__Problem description__
Copy out the lines in the listing below, from the line with "- session-datetime: 2:30" to the line with "- duration-stat: 08:00:00", keeping both of those lines.

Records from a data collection
%%

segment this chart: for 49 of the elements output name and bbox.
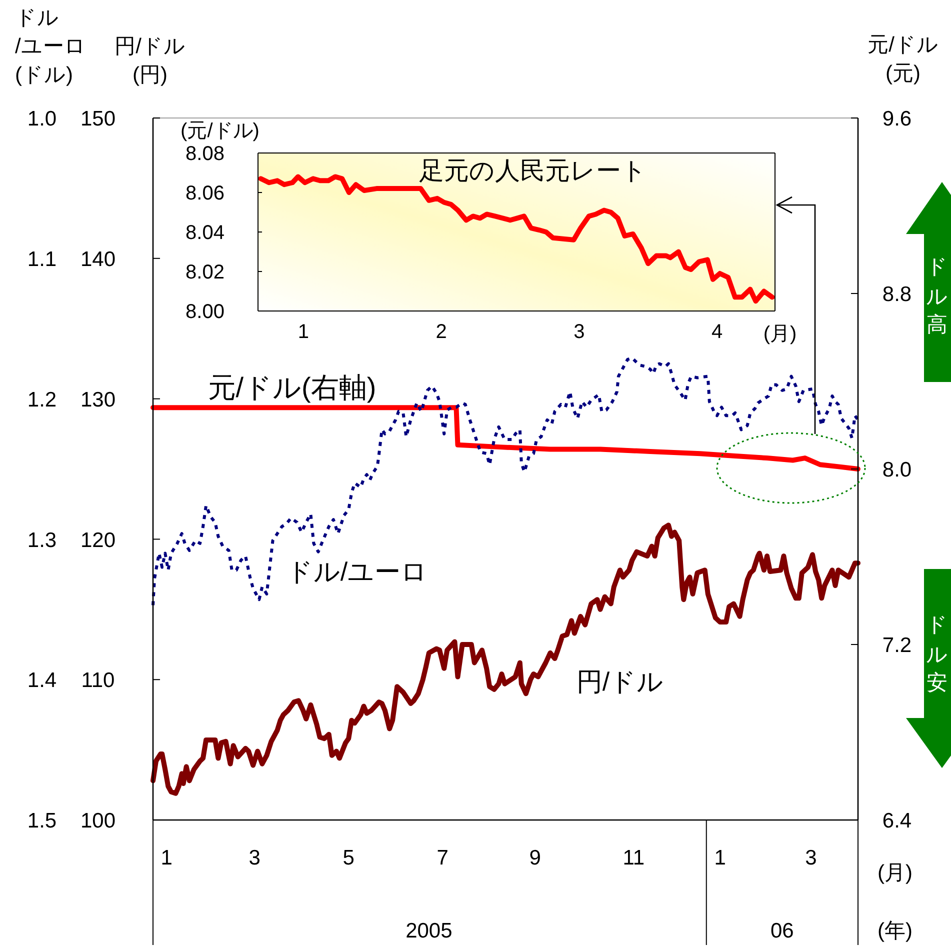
series-label: 元/ドル(右軸) [208, 372, 376, 404]
x-tick-label: 2 [436, 321, 447, 344]
y2-tick-label: 8.0 [882, 458, 912, 482]
x-tick-label: 7 [436, 846, 448, 870]
y-tick-label: 140 [80, 248, 116, 271]
y-tick-label: 8.02 [186, 262, 224, 284]
x-tick-label: 5 [342, 846, 354, 870]
y-tick-label: 130 [80, 388, 116, 412]
y-axis-title: (元/ドル) [180, 120, 260, 142]
y3-tick-label: 1.3 [27, 528, 57, 552]
x-tick-label: 3 [574, 321, 585, 344]
y-tick-label: 150 [80, 108, 116, 131]
x2-axis-title: (年) [878, 920, 912, 943]
y3-tick-label: 1.0 [27, 108, 57, 131]
x-tick-label: 9 [529, 846, 541, 870]
x2-tick-label: 2005 [406, 920, 452, 943]
x-tick-label: 1 [714, 846, 726, 870]
series-label: 円/ドル [576, 666, 664, 696]
y-tick-label: 100 [80, 810, 116, 833]
y3-tick-label: 1.2 [27, 388, 57, 412]
x2-tick-label: 06 [770, 920, 794, 943]
series-label: ドル/ユーロ [286, 556, 428, 586]
y2-tick-label: 9.6 [882, 108, 912, 131]
y-tick-label: 8.06 [186, 182, 224, 205]
y-tick-label: 8.04 [186, 222, 224, 244]
y2-axis-title: 元/ドル (元) [868, 34, 938, 86]
x-tick-label: 4 [712, 321, 723, 344]
x-tick-label: 3 [805, 846, 817, 870]
text: ドル安 [926, 614, 948, 695]
y3-tick-label: 1.5 [27, 810, 57, 833]
x-tick-label: 1 [298, 321, 310, 344]
chart-title: 足元の人民元レート [419, 157, 647, 185]
x-tick-label: 3 [248, 846, 260, 870]
y2-tick-label: 8.8 [882, 283, 912, 306]
y-tick-label: 8.08 [186, 143, 224, 166]
y-axis-title: 円/ドル (円) [114, 35, 186, 87]
x-axis-title: (月) [878, 862, 912, 885]
y3-axis-title: ドル /ユーロ (ドル) [15, 6, 86, 87]
text: ドル高 [926, 256, 948, 337]
y-tick-label: 8.00 [186, 301, 224, 324]
y3-tick-label: 1.1 [27, 248, 57, 271]
x-axis-title: (月) [763, 323, 797, 346]
x-tick-label: 11 [622, 846, 645, 870]
y3-tick-label: 1.4 [27, 669, 57, 692]
y-tick-label: 110 [81, 669, 115, 692]
x-tick-label: 1 [160, 846, 172, 870]
y2-tick-label: 6.4 [882, 810, 912, 833]
y2-tick-label: 7.2 [882, 634, 912, 658]
y-tick-label: 120 [80, 528, 116, 552]
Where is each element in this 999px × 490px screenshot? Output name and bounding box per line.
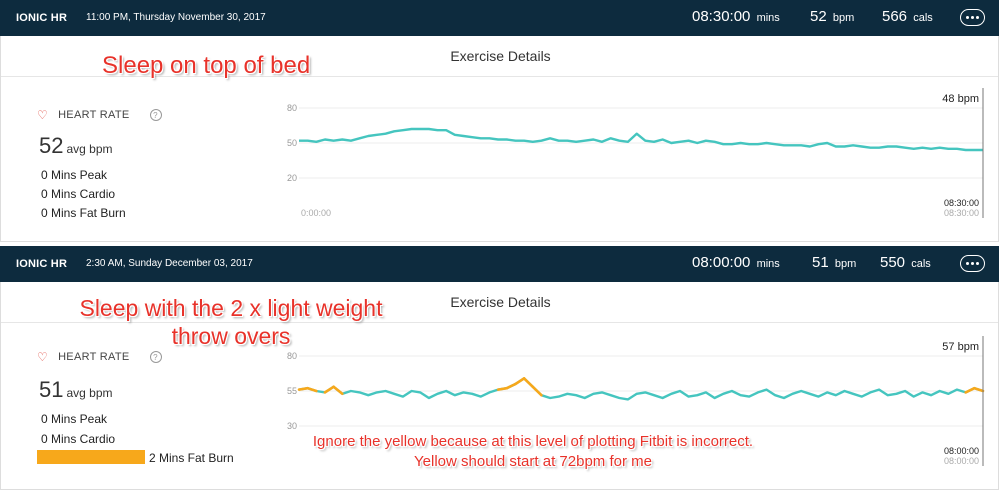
- session-datetime: 2:30 AM, Sunday December 03, 2017: [86, 258, 253, 269]
- fat-burn-segment: [514, 377, 526, 386]
- exercise-card-1: IONIC HR 11:00 PM, Thursday November 30,…: [0, 0, 999, 242]
- card-body: Exercise Details ♡ HEART RATE ? 52 avg bp…: [0, 36, 999, 242]
- y-tick-label: 20: [287, 173, 297, 183]
- avg-value: 52: [39, 133, 64, 158]
- fat-burn-segment: [531, 385, 543, 397]
- fat-burn-segment: [323, 385, 335, 394]
- heart-rate-line: [299, 127, 983, 152]
- cursor-value: 57 bpm: [942, 341, 979, 353]
- section-title: Exercise Details: [450, 294, 551, 310]
- duration-stat: 08:30:00 mins: [692, 8, 780, 25]
- heart-rate-chart[interactable]: 80 55 30 57 bpm 08:00:00 08:00:00: [273, 336, 991, 476]
- cals-value: 566: [882, 8, 908, 25]
- bpm-unit: bpm: [834, 258, 857, 270]
- cals-stat: 566 cals: [882, 8, 933, 25]
- bpm-stat: 52 bpm: [810, 8, 854, 25]
- annotation-title-line-2: throw overs: [171, 323, 291, 349]
- zone-fat-burn: 0 Mins Fat Burn: [41, 206, 126, 220]
- heart-rate-header: ♡ HEART RATE ?: [37, 350, 162, 364]
- fat-burn-segment: [496, 386, 509, 391]
- duration-unit: mins: [756, 12, 780, 24]
- y-tick-label: 30: [287, 421, 297, 431]
- exercise-card-2: IONIC HR 2:30 AM, Sunday December 03, 20…: [0, 246, 999, 490]
- session-datetime: 11:00 PM, Thursday November 30, 2017: [86, 12, 266, 23]
- heart-rate-header: ♡ HEART RATE ?: [37, 108, 162, 122]
- bpm-stat: 51 bpm: [812, 254, 856, 271]
- heart-rate-line: [298, 377, 984, 401]
- fat-burn-bar: [37, 450, 145, 464]
- annotation-note-line-2: Yellow should start at 72bpm for me: [414, 453, 652, 470]
- fat-burn-segment: [332, 385, 344, 396]
- duration-value: 08:00:00: [692, 254, 751, 271]
- fat-burn-segment: [505, 382, 517, 390]
- duration-stat: 08:00:00 mins: [692, 254, 780, 271]
- divider: [1, 76, 998, 77]
- cals-unit: cals: [911, 258, 931, 270]
- heart-rate-chart[interactable]: 80 50 20 48 bpm 08:30:00 0:00:00 08:30:00: [273, 88, 991, 228]
- zone-peak: 0 Mins Peak: [41, 168, 108, 182]
- fat-burn-segment: [522, 377, 535, 389]
- fat-burn-segment: [297, 386, 309, 391]
- zone-peak: 0 Mins Peak: [41, 412, 108, 426]
- device-name: IONIC HR: [16, 258, 68, 270]
- y-tick-label: 80: [287, 351, 297, 361]
- zone-cardio: 0 Mins Cardio: [41, 187, 116, 201]
- cursor-time: 08:30:00: [944, 198, 979, 208]
- avg-bpm: 52 avg bpm: [39, 133, 113, 159]
- heart-icon: ♡: [37, 108, 49, 122]
- fat-burn-segment: [973, 386, 985, 393]
- card-body: Exercise Details ♡ HEART RATE ? 51 avg bp…: [0, 282, 999, 490]
- heart-rate-label: HEART RATE: [58, 109, 130, 121]
- avg-value: 51: [39, 377, 64, 402]
- cursor-time: 08:00:00: [944, 446, 979, 456]
- y-tick-label: 50: [287, 138, 297, 148]
- info-icon[interactable]: ?: [149, 109, 162, 121]
- card-header: IONIC HR 2:30 AM, Sunday December 03, 20…: [0, 246, 999, 282]
- avg-unit: avg bpm: [66, 142, 113, 156]
- card-header: IONIC HR 11:00 PM, Thursday November 30,…: [0, 0, 999, 36]
- heart-rate-label: HEART RATE: [58, 351, 130, 363]
- x-end-label: 08:30:00: [944, 208, 979, 218]
- ellipsis-icon[interactable]: [960, 9, 985, 26]
- annotation-note: Ignore the yellow because at this level …: [288, 432, 778, 472]
- bpm-value: 51: [812, 254, 829, 271]
- cals-stat: 550 cals: [880, 254, 931, 271]
- duration-unit: mins: [756, 258, 780, 270]
- fat-burn-segment: [306, 386, 318, 393]
- y-tick-label: 55: [287, 386, 297, 396]
- cals-unit: cals: [913, 12, 933, 24]
- duration-value: 08:30:00: [692, 8, 751, 25]
- annotation-title: Sleep with the 2 x light weight throw ov…: [0, 294, 462, 350]
- ellipsis-icon[interactable]: [960, 255, 985, 272]
- divider: [1, 322, 998, 323]
- section-title: Exercise Details: [450, 48, 551, 64]
- zone-cardio: 0 Mins Cardio: [41, 432, 116, 446]
- heart-rate-chart-svg: 80 50 20 48 bpm 08:30:00 0:00:00 08:30:00: [287, 88, 984, 218]
- cursor-value: 48 bpm: [942, 93, 979, 105]
- x-start-label: 0:00:00: [301, 208, 331, 218]
- bpm-value: 52: [810, 8, 827, 25]
- annotation-title-line-1: Sleep with the 2 x light weight: [79, 295, 383, 321]
- device-name: IONIC HR: [16, 12, 68, 24]
- x-end-label: 08:00:00: [944, 456, 979, 466]
- annotation-note-line-1: Ignore the yellow because at this level …: [312, 433, 754, 450]
- fat-burn-segment: [964, 386, 976, 394]
- info-icon[interactable]: ?: [149, 351, 162, 363]
- annotation-title: Sleep on top of bed: [102, 52, 311, 79]
- cals-value: 550: [880, 254, 906, 271]
- avg-unit: avg bpm: [66, 386, 113, 400]
- bpm-unit: bpm: [832, 12, 855, 24]
- heart-icon: ♡: [37, 350, 49, 364]
- zone-fat-burn: 2 Mins Fat Burn: [149, 451, 234, 465]
- avg-bpm: 51 avg bpm: [39, 377, 113, 403]
- y-tick-label: 80: [287, 103, 297, 113]
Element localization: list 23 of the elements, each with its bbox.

%%

__The solution__
- session-datetime: 2:30 AM, Sunday December 03, 2017: [86, 258, 253, 269]
- fat-burn-segment: [514, 377, 526, 386]
- exercise-card-1: IONIC HR 11:00 PM, Thursday November 30,…: [0, 0, 999, 242]
- card-body: Exercise Details ♡ HEART RATE ? 52 avg bp…: [0, 36, 999, 242]
- y-tick-label: 20: [287, 173, 297, 183]
- avg-value: 52: [39, 133, 64, 158]
- fat-burn-segment: [531, 385, 543, 397]
- fat-burn-segment: [323, 385, 335, 394]
- heart-rate-line: [299, 127, 983, 152]
- cursor-value: 57 bpm: [942, 341, 979, 353]
- section-title: Exercise Details: [450, 294, 551, 310]
- duration-stat: 08:30:00 mins: [692, 8, 780, 25]
- heart-rate-chart[interactable]: 80 55 30 57 bpm 08:00:00 08:00:00: [273, 336, 991, 476]
- cals-value: 566: [882, 8, 908, 25]
- bpm-unit: bpm: [834, 258, 857, 270]
- cals-stat: 566 cals: [882, 8, 933, 25]
- bpm-stat: 52 bpm: [810, 8, 854, 25]
- annotation-title-line-2: throw overs: [171, 323, 291, 349]
- zone-fat-burn: 0 Mins Fat Burn: [41, 206, 126, 220]
- heart-rate-header: ♡ HEART RATE ?: [37, 350, 162, 364]
- fat-burn-segment: [496, 386, 509, 391]
- duration-unit: mins: [756, 12, 780, 24]
- y-tick-label: 30: [287, 421, 297, 431]
- exercise-card-2: IONIC HR 2:30 AM, Sunday December 03, 20…: [0, 246, 999, 490]
- session-datetime: 11:00 PM, Thursday November 30, 2017: [86, 12, 266, 23]
- heart-rate-header: ♡ HEART RATE ?: [37, 108, 162, 122]
- bpm-stat: 51 bpm: [812, 254, 856, 271]
- heart-rate-line: [298, 377, 984, 401]
- fat-burn-bar: [37, 450, 145, 464]
- annotation-note-line-2: Yellow should start at 72bpm for me: [414, 453, 652, 470]
- fat-burn-segment: [332, 385, 344, 396]
- duration-value: 08:00:00: [692, 254, 751, 271]
- fat-burn-segment: [505, 382, 517, 390]
- duration-stat: 08:00:00 mins: [692, 254, 780, 271]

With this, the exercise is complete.